Task objective | Copy each line of the records that holds the string "true".

* BEGIN Provided material *

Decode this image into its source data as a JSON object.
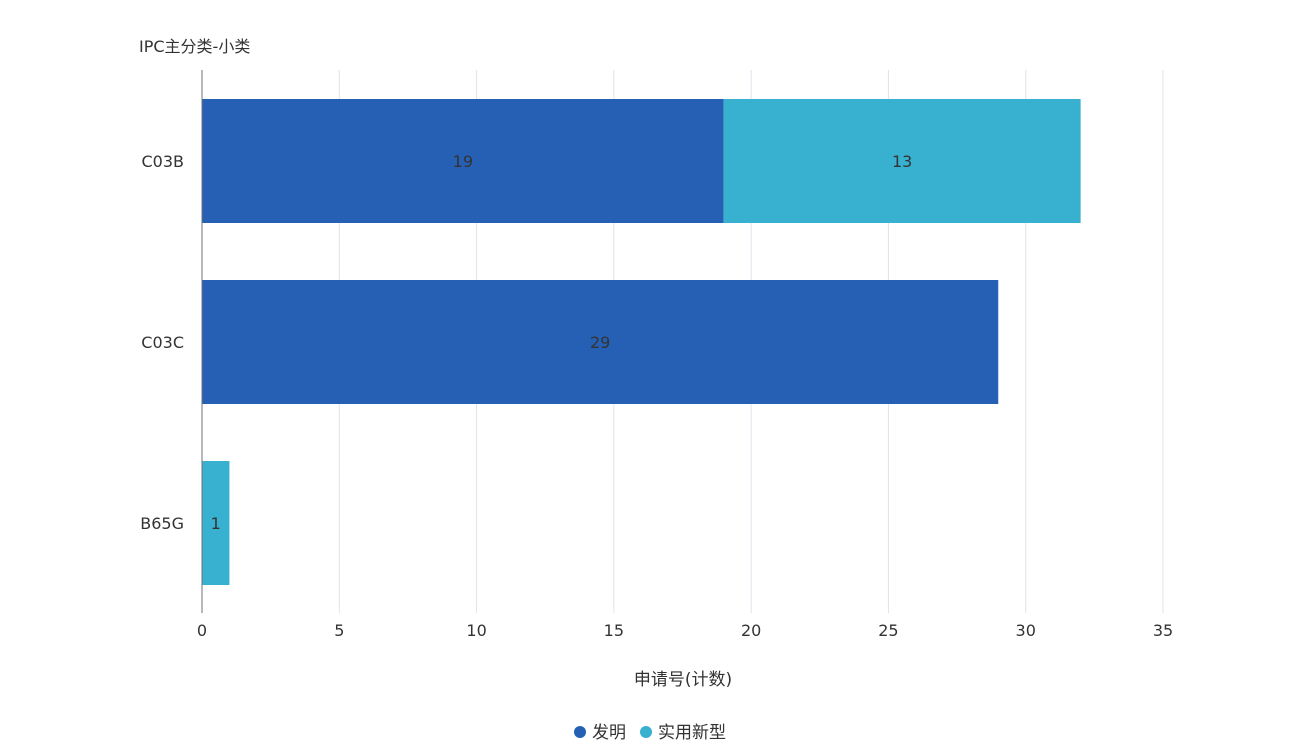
{
  "chart_data": {
    "type": "bar",
    "orientation": "horizontal",
    "stacked": true,
    "title": "",
    "ylabel": "IPC主分类-小类",
    "xlabel": "申请号(计数)",
    "categories": [
      "C03B",
      "C03C",
      "B65G"
    ],
    "series": [
      {
        "name": "发明",
        "values": [
          19,
          29,
          0
        ],
        "color": "#2660b4"
      },
      {
        "name": "实用新型",
        "values": [
          13,
          0,
          1
        ],
        "color": "#38b0d0"
      }
    ],
    "xlim": [
      0,
      35
    ],
    "xticks": [
      0,
      5,
      10,
      15,
      20,
      25,
      30,
      35
    ],
    "grid": true,
    "data_labels": true,
    "legend": "bottom-center"
  }
}
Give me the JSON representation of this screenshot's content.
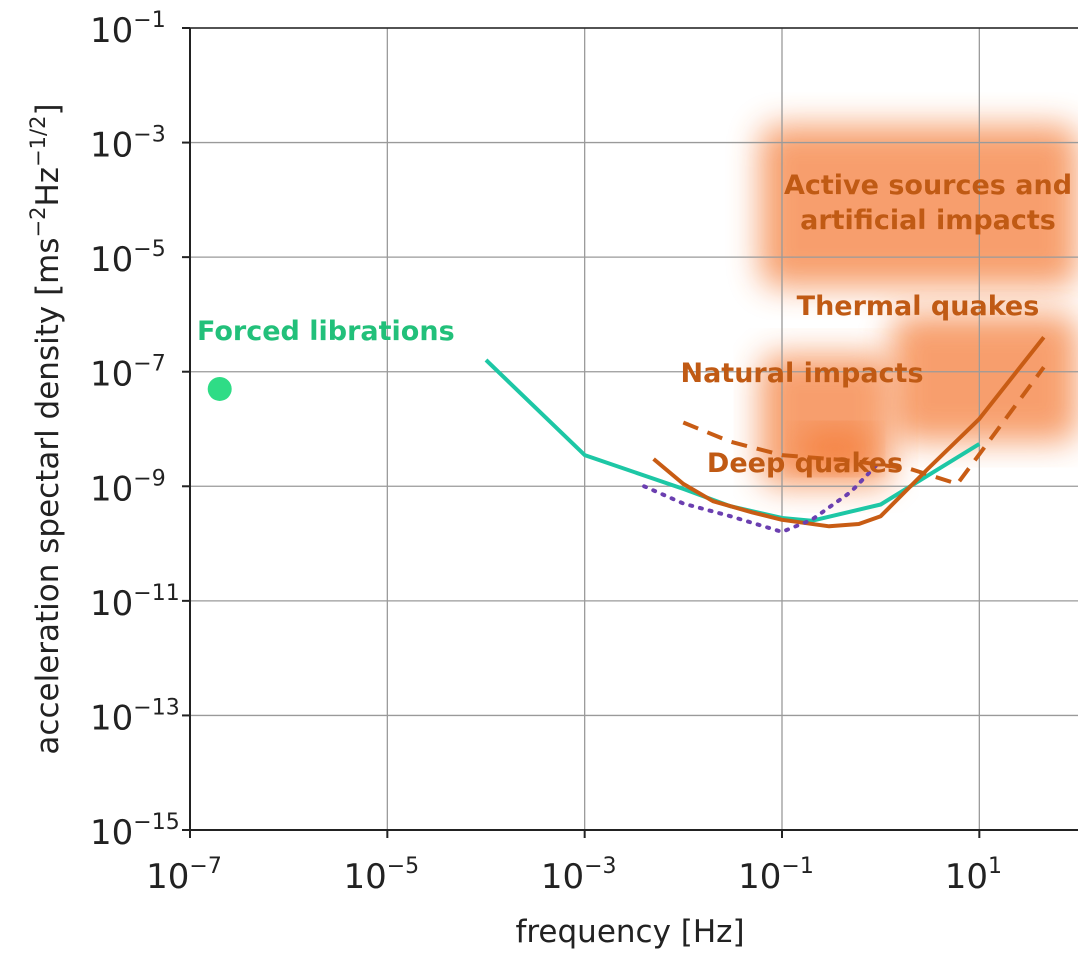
{
  "chart_data": {
    "type": "line",
    "xlabel": "frequency [Hz]",
    "ylabel_parts": {
      "pre": "acceleration spectarl density [ms",
      "exp1": "−2",
      "mid": "Hz",
      "exp2": "−1/2",
      "post": "]"
    },
    "x_scale": "log",
    "y_scale": "log",
    "xlim": [
      1e-07,
      100
    ],
    "ylim": [
      1e-15,
      0.1
    ],
    "grid": true,
    "x_ticks": [
      {
        "base": "10",
        "exp": "−7",
        "value": 1e-07
      },
      {
        "base": "10",
        "exp": "−5",
        "value": 1e-05
      },
      {
        "base": "10",
        "exp": "−3",
        "value": 0.001
      },
      {
        "base": "10",
        "exp": "−1",
        "value": 0.1
      },
      {
        "base": "10",
        "exp": "1",
        "value": 10
      }
    ],
    "y_ticks": [
      {
        "base": "10",
        "exp": "−1",
        "value": 0.1
      },
      {
        "base": "10",
        "exp": "−3",
        "value": 0.001
      },
      {
        "base": "10",
        "exp": "−5",
        "value": 1e-05
      },
      {
        "base": "10",
        "exp": "−7",
        "value": 1e-07
      },
      {
        "base": "10",
        "exp": "−9",
        "value": 1e-09
      },
      {
        "base": "10",
        "exp": "−11",
        "value": 1e-11
      },
      {
        "base": "10",
        "exp": "−13",
        "value": 1e-13
      },
      {
        "base": "10",
        "exp": "−15",
        "value": 1e-15
      }
    ],
    "regions": [
      {
        "label_lines": [
          "Active sources and",
          "artificial impacts"
        ],
        "x_range": [
          0.06,
          100
        ],
        "y_range": [
          3e-06,
          0.002
        ],
        "color": "#f47a35"
      },
      {
        "label_lines": [
          "Thermal quakes"
        ],
        "x_range": [
          1.3,
          100
        ],
        "y_range": [
          6e-09,
          1e-06
        ],
        "color": "#f47a35"
      },
      {
        "label_lines": [
          "Natural impacts"
        ],
        "x_range": [
          0.06,
          1.3
        ],
        "y_range": [
          1e-09,
          2e-07
        ],
        "color": "#f47a35"
      },
      {
        "label_lines": [
          "Deep quakes"
        ],
        "x_range": [
          0.15,
          0.8
        ],
        "y_range": [
          2e-09,
          1e-08
        ],
        "color": "#f47a35"
      }
    ],
    "series": [
      {
        "style": "solid",
        "color": "#1dc7a5",
        "x": [
          0.0001,
          0.001,
          0.01,
          0.03,
          0.1,
          0.2,
          1,
          10
        ],
        "y": [
          1.6e-07,
          3.5e-09,
          9e-10,
          4.5e-10,
          2.8e-10,
          2.5e-10,
          4.8e-10,
          5.5e-09
        ]
      },
      {
        "style": "solid",
        "color": "#c85c14",
        "x": [
          0.005,
          0.01,
          0.02,
          0.05,
          0.1,
          0.3,
          0.6,
          1,
          3,
          10,
          45
        ],
        "y": [
          3e-09,
          1.1e-09,
          5.5e-10,
          3.5e-10,
          2.6e-10,
          2e-10,
          2.2e-10,
          3e-10,
          2e-09,
          1.5e-08,
          4e-07
        ]
      },
      {
        "style": "dashed",
        "color": "#c85c14",
        "x": [
          0.01,
          0.03,
          0.1,
          0.5,
          2,
          6,
          45
        ],
        "y": [
          1.3e-08,
          6e-09,
          3.5e-09,
          2.8e-09,
          2e-09,
          1.1e-09,
          1.2e-07
        ]
      },
      {
        "style": "dotted",
        "color": "#6b3fb0",
        "x": [
          0.004,
          0.01,
          0.03,
          0.1,
          0.2,
          0.5,
          1
        ],
        "y": [
          1e-09,
          5e-10,
          3e-10,
          1.6e-10,
          2.6e-10,
          8e-10,
          2.8e-09
        ]
      }
    ],
    "markers": [
      {
        "x": 2e-07,
        "y": 5e-08,
        "color": "#2fdc86"
      }
    ],
    "annotations": [
      {
        "text": "Forced librations",
        "color": "#22c07a"
      },
      {
        "text": "Thermal quakes",
        "color": "#c05a14"
      },
      {
        "text": "Natural impacts",
        "color": "#c05a14"
      },
      {
        "text": "Deep quakes",
        "color": "#c05a14"
      }
    ]
  }
}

* END Provided material *

Full solution |
    "stacked": true,
    "grid": true,
    "data_labels": true,
    "grid": true,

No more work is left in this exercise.